[Begin RECORD SET]

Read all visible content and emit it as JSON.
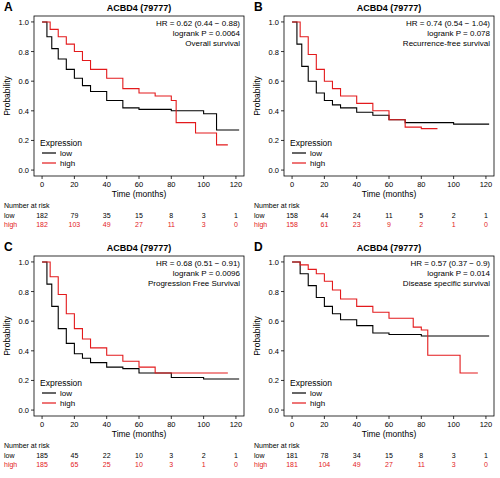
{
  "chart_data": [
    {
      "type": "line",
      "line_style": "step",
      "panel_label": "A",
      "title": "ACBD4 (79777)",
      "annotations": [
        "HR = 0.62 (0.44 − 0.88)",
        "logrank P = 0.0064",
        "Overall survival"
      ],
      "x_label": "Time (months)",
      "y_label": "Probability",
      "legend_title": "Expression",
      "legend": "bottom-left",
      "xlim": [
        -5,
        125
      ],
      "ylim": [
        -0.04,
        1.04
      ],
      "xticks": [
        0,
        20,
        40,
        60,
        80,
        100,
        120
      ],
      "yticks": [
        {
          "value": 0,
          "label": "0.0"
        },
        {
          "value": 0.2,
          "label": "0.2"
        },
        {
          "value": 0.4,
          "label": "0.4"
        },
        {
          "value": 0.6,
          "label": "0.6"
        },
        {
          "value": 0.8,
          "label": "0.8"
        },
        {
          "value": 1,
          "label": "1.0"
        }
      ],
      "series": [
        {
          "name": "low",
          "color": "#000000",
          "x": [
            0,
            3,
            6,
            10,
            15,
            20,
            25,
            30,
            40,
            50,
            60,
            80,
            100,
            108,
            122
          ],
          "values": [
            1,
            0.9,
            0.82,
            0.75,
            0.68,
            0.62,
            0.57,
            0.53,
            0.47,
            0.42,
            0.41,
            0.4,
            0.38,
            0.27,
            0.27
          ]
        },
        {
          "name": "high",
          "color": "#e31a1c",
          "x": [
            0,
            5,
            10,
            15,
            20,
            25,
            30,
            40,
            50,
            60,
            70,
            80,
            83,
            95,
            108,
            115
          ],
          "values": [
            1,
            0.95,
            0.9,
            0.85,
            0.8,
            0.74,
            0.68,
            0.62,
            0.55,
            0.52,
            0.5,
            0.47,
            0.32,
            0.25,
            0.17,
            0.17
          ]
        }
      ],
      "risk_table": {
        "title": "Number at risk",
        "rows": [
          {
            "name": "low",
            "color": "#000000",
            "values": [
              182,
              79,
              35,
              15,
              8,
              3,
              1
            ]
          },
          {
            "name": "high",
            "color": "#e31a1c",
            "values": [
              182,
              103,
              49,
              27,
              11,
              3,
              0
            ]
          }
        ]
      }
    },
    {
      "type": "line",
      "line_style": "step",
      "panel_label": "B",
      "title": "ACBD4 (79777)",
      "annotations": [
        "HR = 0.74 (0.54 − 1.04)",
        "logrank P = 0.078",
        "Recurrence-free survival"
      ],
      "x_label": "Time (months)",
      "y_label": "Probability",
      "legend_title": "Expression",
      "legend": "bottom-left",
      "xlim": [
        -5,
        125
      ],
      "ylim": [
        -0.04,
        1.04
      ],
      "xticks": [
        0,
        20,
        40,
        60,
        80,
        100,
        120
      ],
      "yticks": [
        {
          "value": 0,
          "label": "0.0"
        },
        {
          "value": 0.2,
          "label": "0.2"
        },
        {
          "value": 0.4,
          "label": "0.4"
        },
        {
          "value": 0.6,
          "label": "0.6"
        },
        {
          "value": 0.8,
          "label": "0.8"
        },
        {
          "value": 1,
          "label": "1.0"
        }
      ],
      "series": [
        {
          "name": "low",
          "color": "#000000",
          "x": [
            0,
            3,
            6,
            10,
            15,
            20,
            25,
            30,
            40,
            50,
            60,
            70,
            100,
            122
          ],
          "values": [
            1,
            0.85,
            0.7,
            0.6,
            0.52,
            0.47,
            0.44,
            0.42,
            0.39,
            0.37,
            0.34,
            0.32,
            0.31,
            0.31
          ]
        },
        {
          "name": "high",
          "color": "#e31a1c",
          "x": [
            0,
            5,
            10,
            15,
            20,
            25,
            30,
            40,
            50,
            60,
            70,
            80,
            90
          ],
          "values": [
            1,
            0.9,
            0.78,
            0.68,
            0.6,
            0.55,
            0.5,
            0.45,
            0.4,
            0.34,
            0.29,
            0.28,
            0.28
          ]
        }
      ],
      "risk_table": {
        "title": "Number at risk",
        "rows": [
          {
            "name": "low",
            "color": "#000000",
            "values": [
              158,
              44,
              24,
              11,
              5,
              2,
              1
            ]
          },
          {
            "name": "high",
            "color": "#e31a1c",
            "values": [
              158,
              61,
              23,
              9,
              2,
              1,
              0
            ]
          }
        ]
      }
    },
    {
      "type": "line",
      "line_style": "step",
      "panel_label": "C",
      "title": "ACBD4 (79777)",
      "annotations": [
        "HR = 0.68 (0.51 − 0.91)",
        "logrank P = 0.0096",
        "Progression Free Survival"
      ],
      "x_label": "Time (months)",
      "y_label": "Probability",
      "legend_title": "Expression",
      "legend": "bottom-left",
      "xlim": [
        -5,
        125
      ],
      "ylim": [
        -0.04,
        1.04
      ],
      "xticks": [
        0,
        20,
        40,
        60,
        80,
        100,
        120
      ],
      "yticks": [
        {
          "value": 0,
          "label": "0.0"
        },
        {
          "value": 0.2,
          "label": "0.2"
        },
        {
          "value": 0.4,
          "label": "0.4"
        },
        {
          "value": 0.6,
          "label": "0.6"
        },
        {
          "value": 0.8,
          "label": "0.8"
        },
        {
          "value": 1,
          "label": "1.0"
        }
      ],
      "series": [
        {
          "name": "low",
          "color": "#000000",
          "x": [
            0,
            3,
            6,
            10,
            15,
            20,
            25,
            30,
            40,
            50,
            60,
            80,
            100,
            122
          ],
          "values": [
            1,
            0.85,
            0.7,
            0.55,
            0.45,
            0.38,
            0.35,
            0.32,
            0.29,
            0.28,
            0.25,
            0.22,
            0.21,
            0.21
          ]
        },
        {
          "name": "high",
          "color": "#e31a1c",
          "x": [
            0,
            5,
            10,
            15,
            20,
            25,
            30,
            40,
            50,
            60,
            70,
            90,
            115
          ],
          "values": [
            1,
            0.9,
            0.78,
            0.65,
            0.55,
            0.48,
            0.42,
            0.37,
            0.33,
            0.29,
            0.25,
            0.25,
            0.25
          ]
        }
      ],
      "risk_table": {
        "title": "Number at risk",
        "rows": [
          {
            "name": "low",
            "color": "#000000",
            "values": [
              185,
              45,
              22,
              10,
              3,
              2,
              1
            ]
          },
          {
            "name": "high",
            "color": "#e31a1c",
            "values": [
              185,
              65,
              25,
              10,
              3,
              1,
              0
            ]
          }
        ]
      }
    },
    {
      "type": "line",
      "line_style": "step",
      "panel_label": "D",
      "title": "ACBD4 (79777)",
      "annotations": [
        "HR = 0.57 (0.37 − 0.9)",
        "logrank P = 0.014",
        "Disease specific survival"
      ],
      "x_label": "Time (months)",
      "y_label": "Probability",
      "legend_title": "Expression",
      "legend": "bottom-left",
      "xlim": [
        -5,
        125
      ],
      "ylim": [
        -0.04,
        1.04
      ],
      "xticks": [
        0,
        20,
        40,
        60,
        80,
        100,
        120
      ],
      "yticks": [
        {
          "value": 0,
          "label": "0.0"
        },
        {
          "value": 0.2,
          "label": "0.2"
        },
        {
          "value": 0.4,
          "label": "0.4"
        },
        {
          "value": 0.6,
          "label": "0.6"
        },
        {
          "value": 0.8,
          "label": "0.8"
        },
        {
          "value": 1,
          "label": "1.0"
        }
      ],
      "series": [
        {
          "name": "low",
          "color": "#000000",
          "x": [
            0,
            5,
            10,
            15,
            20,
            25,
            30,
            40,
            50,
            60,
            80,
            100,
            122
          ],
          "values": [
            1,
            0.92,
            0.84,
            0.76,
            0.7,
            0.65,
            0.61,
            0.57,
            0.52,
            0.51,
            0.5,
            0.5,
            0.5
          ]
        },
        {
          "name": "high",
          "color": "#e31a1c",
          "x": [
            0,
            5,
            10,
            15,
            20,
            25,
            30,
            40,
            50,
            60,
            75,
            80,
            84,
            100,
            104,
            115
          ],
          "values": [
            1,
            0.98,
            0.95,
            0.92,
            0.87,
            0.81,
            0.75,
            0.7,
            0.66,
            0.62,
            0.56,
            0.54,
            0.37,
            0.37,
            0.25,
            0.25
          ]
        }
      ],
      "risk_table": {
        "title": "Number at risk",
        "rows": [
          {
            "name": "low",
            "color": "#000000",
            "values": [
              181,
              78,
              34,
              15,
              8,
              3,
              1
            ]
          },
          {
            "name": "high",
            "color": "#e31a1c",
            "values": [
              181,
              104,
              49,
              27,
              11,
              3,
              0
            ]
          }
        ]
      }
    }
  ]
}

[End RECORD SET]
[Begin RECORD SET]

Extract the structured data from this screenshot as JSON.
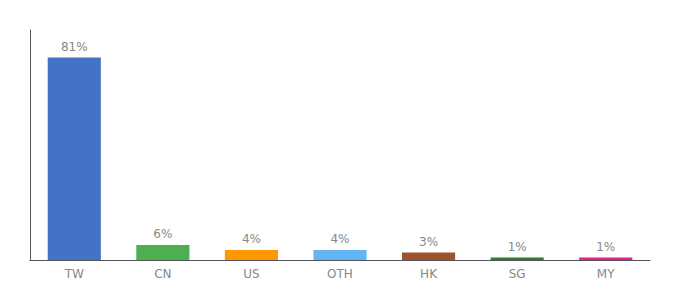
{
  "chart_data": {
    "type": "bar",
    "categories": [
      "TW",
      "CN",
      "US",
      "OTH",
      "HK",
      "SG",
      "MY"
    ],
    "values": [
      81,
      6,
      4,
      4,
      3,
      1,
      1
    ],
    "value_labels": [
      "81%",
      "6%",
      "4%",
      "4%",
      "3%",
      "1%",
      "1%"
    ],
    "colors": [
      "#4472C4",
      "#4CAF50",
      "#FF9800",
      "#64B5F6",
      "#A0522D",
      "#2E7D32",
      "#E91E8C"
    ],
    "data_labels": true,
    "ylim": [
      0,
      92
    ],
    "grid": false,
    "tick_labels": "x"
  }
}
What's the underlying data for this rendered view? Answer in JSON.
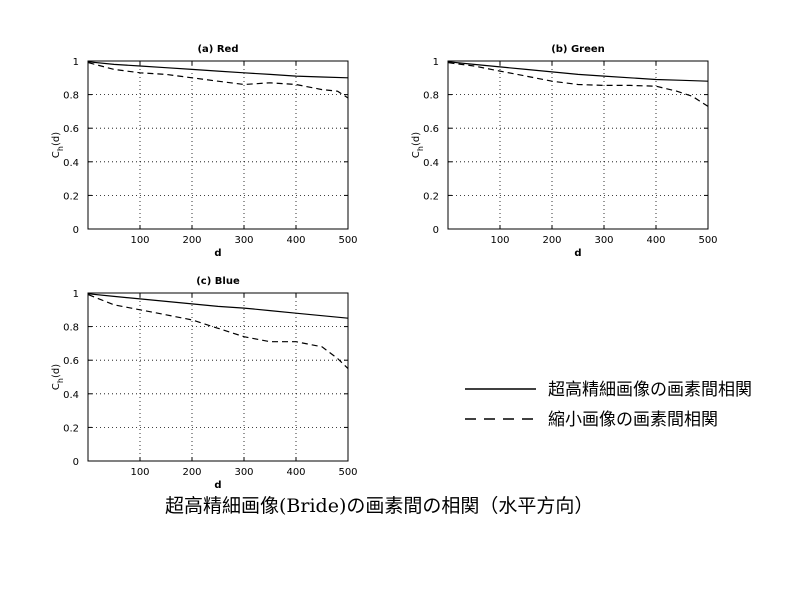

[End RECORD SET]
[Begin RECORD SET]

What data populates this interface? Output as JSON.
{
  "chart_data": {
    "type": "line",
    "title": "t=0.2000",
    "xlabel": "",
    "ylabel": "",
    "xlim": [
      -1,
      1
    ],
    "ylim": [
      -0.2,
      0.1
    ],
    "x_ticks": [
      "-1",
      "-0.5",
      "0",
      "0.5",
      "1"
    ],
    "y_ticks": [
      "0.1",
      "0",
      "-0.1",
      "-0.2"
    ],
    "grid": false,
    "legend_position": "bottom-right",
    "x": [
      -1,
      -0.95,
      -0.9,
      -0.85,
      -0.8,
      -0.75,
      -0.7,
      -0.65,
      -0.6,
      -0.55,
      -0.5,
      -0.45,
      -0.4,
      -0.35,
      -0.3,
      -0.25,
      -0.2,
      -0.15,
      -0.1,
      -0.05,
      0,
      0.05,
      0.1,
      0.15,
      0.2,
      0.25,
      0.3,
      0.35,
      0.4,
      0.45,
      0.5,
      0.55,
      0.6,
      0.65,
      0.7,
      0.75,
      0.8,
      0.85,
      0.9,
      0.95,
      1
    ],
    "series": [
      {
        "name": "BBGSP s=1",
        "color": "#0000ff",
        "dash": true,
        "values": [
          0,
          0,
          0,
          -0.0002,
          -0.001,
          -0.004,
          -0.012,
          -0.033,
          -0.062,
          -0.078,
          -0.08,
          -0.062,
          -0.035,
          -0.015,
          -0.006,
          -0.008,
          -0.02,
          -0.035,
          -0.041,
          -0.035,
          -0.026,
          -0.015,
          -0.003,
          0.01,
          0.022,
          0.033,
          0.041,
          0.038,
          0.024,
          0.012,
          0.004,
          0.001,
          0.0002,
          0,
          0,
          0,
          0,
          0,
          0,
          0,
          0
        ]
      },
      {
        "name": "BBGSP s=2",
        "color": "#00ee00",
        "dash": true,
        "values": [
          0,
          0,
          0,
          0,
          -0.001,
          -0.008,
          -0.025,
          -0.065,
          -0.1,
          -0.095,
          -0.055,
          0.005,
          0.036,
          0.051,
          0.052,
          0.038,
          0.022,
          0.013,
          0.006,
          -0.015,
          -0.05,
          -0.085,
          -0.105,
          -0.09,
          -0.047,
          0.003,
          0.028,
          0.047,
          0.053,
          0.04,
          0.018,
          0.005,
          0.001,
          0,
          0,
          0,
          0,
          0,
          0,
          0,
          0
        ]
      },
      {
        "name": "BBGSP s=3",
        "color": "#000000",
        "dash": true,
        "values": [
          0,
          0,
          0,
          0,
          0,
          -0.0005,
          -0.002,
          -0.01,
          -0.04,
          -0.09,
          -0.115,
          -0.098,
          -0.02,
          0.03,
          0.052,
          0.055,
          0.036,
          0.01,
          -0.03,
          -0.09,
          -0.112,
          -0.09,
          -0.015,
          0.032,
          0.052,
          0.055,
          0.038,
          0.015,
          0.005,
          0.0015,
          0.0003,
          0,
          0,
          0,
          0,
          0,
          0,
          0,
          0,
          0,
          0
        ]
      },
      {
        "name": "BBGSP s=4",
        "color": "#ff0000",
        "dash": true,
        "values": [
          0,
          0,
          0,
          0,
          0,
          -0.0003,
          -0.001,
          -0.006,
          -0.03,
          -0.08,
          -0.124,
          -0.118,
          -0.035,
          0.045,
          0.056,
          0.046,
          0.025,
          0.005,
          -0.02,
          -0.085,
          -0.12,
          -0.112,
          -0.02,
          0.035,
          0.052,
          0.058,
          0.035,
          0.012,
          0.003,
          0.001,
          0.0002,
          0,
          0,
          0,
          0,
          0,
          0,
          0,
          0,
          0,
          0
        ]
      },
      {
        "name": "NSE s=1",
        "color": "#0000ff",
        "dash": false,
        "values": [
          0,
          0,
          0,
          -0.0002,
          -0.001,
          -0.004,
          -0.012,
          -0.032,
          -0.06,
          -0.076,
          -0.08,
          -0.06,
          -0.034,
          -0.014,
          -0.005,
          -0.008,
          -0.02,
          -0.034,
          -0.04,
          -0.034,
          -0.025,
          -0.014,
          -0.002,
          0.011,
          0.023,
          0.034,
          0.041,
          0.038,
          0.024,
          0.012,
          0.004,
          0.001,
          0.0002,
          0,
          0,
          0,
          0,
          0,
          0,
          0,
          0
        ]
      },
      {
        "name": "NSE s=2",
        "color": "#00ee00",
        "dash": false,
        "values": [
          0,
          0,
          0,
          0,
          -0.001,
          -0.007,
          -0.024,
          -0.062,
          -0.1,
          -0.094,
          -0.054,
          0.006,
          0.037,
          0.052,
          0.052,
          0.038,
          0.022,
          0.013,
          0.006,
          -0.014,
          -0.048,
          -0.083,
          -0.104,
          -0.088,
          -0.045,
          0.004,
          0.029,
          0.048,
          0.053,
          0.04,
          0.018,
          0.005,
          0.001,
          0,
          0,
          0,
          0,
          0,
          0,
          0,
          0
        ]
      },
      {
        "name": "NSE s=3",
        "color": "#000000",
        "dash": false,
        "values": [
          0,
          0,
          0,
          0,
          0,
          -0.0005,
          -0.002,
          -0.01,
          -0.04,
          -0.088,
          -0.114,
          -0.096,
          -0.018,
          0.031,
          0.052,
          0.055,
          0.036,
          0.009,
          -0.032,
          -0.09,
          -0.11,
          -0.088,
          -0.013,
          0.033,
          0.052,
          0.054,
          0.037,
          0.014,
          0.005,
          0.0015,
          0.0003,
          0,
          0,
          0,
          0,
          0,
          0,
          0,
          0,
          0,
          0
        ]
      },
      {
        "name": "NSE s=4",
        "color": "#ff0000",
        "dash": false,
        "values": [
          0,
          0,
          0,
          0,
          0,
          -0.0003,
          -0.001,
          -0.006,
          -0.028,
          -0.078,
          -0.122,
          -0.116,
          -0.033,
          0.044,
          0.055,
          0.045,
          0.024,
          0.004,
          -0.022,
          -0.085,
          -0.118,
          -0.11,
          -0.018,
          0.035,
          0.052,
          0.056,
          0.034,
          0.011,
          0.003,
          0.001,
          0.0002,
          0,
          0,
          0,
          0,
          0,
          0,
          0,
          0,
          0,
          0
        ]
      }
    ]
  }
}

[End RECORD SET]

Make an exact copy of only the lines from the one with "Extract the structured" through the one with "What's the underlying". Pictures don't belong in it.

Extract the structured data from this screenshot as JSON.
{
  "chart_data": {
    "type": "bar",
    "categories": [
      "TW",
      "CN",
      "US",
      "OTH",
      "HK",
      "SG",
      "MY"
    ],
    "values": [
      81,
      6,
      4,
      4,
      3,
      1,
      1
    ],
    "value_labels": [
      "81%",
      "6%",
      "4%",
      "4%",
      "3%",
      "1%",
      "1%"
    ],
    "colors": [
      "#4472C4",
      "#4CAF50",
      "#FF9800",
      "#64B5F6",
      "#A0522D",
      "#2E7D32",
      "#E91E8C"
    ],
    "data_labels": true,
    "ylim": [
      0,
      92
    ],
    "grid": false,
    "tick_labels": "x"
  }
}
What's the underlying data for this rendered view? Answer in JSON.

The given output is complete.